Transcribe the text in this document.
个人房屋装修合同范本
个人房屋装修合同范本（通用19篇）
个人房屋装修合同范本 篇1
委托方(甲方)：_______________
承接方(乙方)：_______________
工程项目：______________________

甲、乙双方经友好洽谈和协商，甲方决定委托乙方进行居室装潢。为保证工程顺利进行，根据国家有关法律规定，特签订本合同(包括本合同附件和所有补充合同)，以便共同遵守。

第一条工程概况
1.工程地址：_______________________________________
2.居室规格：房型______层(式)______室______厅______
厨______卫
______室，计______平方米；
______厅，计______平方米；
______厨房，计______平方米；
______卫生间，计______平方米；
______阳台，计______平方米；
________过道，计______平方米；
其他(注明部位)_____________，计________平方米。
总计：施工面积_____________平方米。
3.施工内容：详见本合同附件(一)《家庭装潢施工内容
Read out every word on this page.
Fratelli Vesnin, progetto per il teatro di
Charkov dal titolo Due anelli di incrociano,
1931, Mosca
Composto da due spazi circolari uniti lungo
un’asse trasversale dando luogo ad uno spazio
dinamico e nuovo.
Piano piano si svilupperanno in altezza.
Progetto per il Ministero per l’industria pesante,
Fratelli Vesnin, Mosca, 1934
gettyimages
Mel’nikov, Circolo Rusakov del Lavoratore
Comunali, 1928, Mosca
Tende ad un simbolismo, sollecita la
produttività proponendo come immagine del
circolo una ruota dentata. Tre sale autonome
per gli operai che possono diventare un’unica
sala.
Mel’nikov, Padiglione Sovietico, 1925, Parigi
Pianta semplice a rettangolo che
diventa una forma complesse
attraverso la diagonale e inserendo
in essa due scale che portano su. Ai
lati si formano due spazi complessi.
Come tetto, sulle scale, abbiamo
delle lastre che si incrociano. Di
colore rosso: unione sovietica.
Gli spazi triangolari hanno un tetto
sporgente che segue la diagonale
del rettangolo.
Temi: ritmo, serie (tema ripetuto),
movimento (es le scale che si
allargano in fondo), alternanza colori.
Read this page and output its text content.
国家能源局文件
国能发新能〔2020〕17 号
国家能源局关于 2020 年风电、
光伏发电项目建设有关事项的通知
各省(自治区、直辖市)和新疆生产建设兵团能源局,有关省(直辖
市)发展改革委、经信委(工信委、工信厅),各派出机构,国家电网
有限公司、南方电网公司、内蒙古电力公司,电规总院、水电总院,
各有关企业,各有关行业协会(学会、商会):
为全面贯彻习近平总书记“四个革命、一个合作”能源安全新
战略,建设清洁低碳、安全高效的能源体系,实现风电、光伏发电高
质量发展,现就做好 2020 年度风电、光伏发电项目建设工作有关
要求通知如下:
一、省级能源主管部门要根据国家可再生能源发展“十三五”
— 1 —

* What is required *
Nothing should be left out: repeat all of the data exactly.

* Written solution *
Transcribe the text in this document.
个人房屋装修合同范本
个人房屋装修合同范本（通用19篇）
个人房屋装修合同范本 篇1
委托方(甲方)：_______________
承接方(乙方)：_______________
工程项目：______________________

甲、乙双方经友好洽谈和协商，甲方决定委托乙方进行居室装潢。为保证工程顺利进行，根据国家有关法律规定，特签订本合同(包括本合同附件和所有补充合同)，以便共同遵守。

第一条工程概况
1.工程地址：_______________________________________
2.居室规格：房型______层(式)______室______厅______
厨______卫
______室，计______平方米；
______厅，计______平方米；
______厨房，计______平方米；
______卫生间，计______平方米；
______阳台，计______平方米；
________过道，计______平方米；
其他(注明部位)_____________，计________平方米。
总计：施工面积_____________平方米。
3.施工内容：详见本合同附件(一)《家庭装潢施工内容
Read out every word on this page.
Fratelli Vesnin, progetto per il teatro di
Charkov dal titolo Due anelli di incrociano,
1931, Mosca
Composto da due spazi circolari uniti lungo
un’asse trasversale dando luogo ad uno spazio
dinamico e nuovo.
Piano piano si svilupperanno in altezza.
Progetto per il Ministero per l’industria pesante,
Fratelli Vesnin, Mosca, 1934
gettyimages
Mel’nikov, Circolo Rusakov del Lavoratore
Comunali, 1928, Mosca
Tende ad un simbolismo, sollecita la
produttività proponendo come immagine del
circolo una ruota dentata. Tre sale autonome
per gli operai che possono diventare un’unica
sala.
Mel’nikov, Padiglione Sovietico, 1925, Parigi
Pianta semplice a rettangolo che
diventa una forma complesse
attraverso la diagonale e inserendo
in essa due scale che portano su. Ai
lati si formano due spazi complessi.
Come tetto, sulle scale, abbiamo
delle lastre che si incrociano. Di
colore rosso: unione sovietica.
Gli spazi triangolari hanno un tetto
sporgente che segue la diagonale
del rettangolo.
Temi: ritmo, serie (tema ripetuto),
movimento (es le scale che si
allargano in fondo), alternanza colori.
Read this page and output its text content.
国家能源局文件
国能发新能〔2020〕17 号
国家能源局关于 2020 年风电、
光伏发电项目建设有关事项的通知
各省(自治区、直辖市)和新疆生产建设兵团能源局,有关省(直辖
市)发展改革委、经信委(工信委、工信厅),各派出机构,国家电网
有限公司、南方电网公司、内蒙古电力公司,电规总院、水电总院,
各有关企业,各有关行业协会(学会、商会):
为全面贯彻习近平总书记“四个革命、一个合作”能源安全新
战略,建设清洁低碳、安全高效的能源体系,实现风电、光伏发电高
质量发展,现就做好 2020 年度风电、光伏发电项目建设工作有关
要求通知如下:
一、省级能源主管部门要根据国家可再生能源发展“十三五”
— 1 —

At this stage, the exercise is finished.